What you should do: Pick out the lines below that include the string "ahead".

::::

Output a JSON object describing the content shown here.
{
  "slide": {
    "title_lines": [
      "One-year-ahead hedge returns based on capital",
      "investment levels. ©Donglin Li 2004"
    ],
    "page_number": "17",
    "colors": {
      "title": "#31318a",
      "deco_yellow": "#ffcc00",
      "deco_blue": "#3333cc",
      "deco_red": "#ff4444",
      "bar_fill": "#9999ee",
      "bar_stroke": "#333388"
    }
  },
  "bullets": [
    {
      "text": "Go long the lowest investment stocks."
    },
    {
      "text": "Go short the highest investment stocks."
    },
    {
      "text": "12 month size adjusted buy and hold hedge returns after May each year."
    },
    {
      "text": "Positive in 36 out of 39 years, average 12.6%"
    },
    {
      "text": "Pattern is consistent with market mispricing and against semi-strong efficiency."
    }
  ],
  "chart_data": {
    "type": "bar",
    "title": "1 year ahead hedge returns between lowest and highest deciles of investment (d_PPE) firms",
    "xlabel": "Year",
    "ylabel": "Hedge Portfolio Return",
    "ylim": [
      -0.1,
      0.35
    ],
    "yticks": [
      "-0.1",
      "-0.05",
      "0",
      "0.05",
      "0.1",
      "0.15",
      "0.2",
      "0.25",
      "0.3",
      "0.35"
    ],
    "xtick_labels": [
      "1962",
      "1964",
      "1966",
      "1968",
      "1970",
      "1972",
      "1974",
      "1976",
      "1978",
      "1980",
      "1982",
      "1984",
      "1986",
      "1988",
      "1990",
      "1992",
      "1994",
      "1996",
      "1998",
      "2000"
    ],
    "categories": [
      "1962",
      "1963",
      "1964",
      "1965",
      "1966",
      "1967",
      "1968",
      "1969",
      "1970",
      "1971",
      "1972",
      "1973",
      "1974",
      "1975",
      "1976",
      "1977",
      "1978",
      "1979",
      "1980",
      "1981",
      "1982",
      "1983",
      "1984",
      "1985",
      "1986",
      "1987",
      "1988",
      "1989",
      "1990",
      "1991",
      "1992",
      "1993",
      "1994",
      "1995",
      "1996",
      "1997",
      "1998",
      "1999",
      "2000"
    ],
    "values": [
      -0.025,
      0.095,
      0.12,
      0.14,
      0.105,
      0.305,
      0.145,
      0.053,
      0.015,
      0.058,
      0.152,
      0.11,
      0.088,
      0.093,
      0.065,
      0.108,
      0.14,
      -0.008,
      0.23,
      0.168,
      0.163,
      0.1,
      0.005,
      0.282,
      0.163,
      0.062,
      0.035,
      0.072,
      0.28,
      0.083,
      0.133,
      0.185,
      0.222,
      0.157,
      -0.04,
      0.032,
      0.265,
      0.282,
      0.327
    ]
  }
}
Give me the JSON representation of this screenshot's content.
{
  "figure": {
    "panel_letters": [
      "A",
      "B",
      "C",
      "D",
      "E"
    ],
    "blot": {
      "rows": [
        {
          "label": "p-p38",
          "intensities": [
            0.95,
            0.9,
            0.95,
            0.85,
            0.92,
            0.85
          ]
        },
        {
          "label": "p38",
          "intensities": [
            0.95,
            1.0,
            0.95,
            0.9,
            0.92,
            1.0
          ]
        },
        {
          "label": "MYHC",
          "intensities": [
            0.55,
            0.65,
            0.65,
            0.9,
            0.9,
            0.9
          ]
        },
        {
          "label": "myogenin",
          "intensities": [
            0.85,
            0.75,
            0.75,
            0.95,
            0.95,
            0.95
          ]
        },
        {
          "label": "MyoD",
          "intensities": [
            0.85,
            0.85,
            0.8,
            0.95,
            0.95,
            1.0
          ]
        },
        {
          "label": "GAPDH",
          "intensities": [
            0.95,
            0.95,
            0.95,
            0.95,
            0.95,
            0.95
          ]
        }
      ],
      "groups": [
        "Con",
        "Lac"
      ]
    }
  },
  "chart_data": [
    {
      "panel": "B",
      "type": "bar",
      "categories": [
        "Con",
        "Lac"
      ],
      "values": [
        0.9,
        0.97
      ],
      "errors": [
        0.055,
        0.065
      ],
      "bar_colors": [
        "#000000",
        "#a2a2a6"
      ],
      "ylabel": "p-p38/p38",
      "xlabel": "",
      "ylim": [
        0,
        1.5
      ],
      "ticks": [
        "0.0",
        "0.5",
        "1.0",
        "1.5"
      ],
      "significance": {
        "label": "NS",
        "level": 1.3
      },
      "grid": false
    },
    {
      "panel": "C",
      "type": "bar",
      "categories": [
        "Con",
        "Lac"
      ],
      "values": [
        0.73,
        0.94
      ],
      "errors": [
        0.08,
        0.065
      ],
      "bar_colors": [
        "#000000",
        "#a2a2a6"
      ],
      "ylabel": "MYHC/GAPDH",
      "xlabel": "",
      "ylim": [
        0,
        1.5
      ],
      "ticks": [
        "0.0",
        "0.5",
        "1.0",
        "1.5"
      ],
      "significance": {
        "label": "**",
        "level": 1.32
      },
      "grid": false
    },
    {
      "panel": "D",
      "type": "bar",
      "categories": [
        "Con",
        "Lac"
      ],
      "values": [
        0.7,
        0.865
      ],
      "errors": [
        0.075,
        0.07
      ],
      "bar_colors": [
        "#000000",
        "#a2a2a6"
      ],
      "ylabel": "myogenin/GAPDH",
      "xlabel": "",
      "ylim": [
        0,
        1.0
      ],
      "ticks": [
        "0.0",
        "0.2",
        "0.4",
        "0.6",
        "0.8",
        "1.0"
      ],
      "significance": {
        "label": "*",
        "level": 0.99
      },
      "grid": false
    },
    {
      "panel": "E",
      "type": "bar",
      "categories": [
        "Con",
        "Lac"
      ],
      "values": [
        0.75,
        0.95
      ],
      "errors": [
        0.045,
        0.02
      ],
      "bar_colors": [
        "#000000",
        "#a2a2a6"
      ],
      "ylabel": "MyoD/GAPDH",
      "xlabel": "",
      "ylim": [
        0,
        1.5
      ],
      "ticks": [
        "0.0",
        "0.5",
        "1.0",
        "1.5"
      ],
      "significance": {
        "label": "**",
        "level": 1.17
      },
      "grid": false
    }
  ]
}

::::

Problem solution:
      "One-year-ahead hedge returns based on capital",
    "title": "1 year ahead hedge returns between lowest and highest deciles of investment (d_PPE) firms",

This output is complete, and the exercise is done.